- _EXERCISE TASK_: Reproduce each line exactly.

Records contained in a dataset
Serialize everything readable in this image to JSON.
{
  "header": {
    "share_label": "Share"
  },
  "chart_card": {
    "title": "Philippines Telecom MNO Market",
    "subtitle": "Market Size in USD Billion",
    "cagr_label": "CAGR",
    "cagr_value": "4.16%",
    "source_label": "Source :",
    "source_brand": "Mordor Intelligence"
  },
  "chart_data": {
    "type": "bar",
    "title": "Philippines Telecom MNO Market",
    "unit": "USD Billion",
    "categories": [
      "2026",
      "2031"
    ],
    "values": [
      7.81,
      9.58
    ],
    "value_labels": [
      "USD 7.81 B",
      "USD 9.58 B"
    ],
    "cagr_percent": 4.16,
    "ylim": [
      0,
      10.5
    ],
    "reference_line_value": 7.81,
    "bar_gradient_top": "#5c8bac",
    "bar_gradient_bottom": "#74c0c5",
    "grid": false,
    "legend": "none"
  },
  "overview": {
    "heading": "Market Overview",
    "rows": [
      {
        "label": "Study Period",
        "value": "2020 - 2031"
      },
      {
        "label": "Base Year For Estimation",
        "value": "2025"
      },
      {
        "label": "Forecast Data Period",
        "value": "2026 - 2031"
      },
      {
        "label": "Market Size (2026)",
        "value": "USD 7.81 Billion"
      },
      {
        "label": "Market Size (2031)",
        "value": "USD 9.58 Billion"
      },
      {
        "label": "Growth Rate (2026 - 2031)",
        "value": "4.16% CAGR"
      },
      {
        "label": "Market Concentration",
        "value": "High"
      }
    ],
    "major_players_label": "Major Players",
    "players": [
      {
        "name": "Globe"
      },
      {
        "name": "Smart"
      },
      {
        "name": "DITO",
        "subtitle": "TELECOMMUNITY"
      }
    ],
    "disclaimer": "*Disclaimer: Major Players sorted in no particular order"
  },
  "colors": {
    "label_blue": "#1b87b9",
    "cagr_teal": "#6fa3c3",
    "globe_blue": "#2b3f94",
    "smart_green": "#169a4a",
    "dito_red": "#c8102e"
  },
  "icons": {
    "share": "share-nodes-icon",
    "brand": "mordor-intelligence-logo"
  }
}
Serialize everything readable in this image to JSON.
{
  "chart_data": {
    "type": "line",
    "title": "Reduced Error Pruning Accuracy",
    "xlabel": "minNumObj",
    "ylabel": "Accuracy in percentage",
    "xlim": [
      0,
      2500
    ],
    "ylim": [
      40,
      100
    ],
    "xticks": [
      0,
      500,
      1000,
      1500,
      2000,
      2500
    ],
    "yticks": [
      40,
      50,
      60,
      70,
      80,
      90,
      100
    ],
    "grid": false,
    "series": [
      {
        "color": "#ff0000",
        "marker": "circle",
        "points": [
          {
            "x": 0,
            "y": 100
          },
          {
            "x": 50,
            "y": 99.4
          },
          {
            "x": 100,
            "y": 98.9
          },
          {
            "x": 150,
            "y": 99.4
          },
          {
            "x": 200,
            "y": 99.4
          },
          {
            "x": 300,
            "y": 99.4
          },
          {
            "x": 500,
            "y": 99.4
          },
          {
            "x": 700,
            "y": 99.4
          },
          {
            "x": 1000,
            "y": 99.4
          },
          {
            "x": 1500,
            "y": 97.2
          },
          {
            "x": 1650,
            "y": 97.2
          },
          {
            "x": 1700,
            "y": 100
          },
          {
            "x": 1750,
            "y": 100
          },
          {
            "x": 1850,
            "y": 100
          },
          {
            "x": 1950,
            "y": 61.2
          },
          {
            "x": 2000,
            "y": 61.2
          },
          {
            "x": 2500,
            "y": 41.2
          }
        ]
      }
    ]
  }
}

- _SOLUTION TO THIS PROBLEM_:
Serialize everything readable in this image to JSON.
{
  "header": {
    "share_label": "Share"
  },
  "chart_card": {
    "title": "Philippines Telecom MNO Market",
    "subtitle": "Market Size in USD Billion",
    "cagr_label": "CAGR",
    "cagr_value": "4.16%",
    "source_label": "Source :",
    "source_brand": "Mordor Intelligence"
  },
  "chart_data": {
    "type": "bar",
    "title": "Philippines Telecom MNO Market",
    "unit": "USD Billion",
    "categories": [
      "2026",
      "2031"
    ],
    "values": [
      7.81,
      9.58
    ],
    "value_labels": [
      "USD 7.81 B",
      "USD 9.58 B"
    ],
    "cagr_percent": 4.16,
    "ylim": [
      0,
      10.5
    ],
    "reference_line_value": 7.81,
    "bar_gradient_top": "#5c8bac",
    "bar_gradient_bottom": "#74c0c5",
    "grid": false,
    "legend": "none"
  },
  "overview": {
    "heading": "Market Overview",
    "rows": [
      {
        "label": "Study Period",
        "value": "2020 - 2031"
      },
      {
        "label": "Base Year For Estimation",
        "value": "2025"
      },
      {
        "label": "Forecast Data Period",
        "value": "2026 - 2031"
      },
      {
        "label": "Market Size (2026)",
        "value": "USD 7.81 Billion"
      },
      {
        "label": "Market Size (2031)",
        "value": "USD 9.58 Billion"
      },
      {
        "label": "Growth Rate (2026 - 2031)",
        "value": "4.16% CAGR"
      },
      {
        "label": "Market Concentration",
        "value": "High"
      }
    ],
    "major_players_label": "Major Players",
    "players": [
      {
        "name": "Globe"
      },
      {
        "name": "Smart"
      },
      {
        "name": "DITO",
        "subtitle": "TELECOMMUNITY"
      }
    ],
    "disclaimer": "*Disclaimer: Major Players sorted in no particular order"
  },
  "colors": {
    "label_blue": "#1b87b9",
    "cagr_teal": "#6fa3c3",
    "globe_blue": "#2b3f94",
    "smart_green": "#169a4a",
    "dito_red": "#c8102e"
  },
  "icons": {
    "share": "share-nodes-icon",
    "brand": "mordor-intelligence-logo"
  }
}
Serialize everything readable in this image to JSON.
{
  "chart_data": {
    "type": "line",
    "title": "Reduced Error Pruning Accuracy",
    "xlabel": "minNumObj",
    "ylabel": "Accuracy in percentage",
    "xlim": [
      0,
      2500
    ],
    "ylim": [
      40,
      100
    ],
    "xticks": [
      0,
      500,
      1000,
      1500,
      2000,
      2500
    ],
    "yticks": [
      40,
      50,
      60,
      70,
      80,
      90,
      100
    ],
    "grid": false,
    "series": [
      {
        "color": "#ff0000",
        "marker": "circle",
        "points": [
          {
            "x": 0,
            "y": 100
          },
          {
            "x": 50,
            "y": 99.4
          },
          {
            "x": 100,
            "y": 98.9
          },
          {
            "x": 150,
            "y": 99.4
          },
          {
            "x": 200,
            "y": 99.4
          },
          {
            "x": 300,
            "y": 99.4
          },
          {
            "x": 500,
            "y": 99.4
          },
          {
            "x": 700,
            "y": 99.4
          },
          {
            "x": 1000,
            "y": 99.4
          },
          {
            "x": 1500,
            "y": 97.2
          },
          {
            "x": 1650,
            "y": 97.2
          },
          {
            "x": 1700,
            "y": 100
          },
          {
            "x": 1750,
            "y": 100
          },
          {
            "x": 1850,
            "y": 100
          },
          {
            "x": 1950,
            "y": 61.2
          },
          {
            "x": 2000,
            "y": 61.2
          },
          {
            "x": 2500,
            "y": 41.2
          }
        ]
      }
    ]
  }
}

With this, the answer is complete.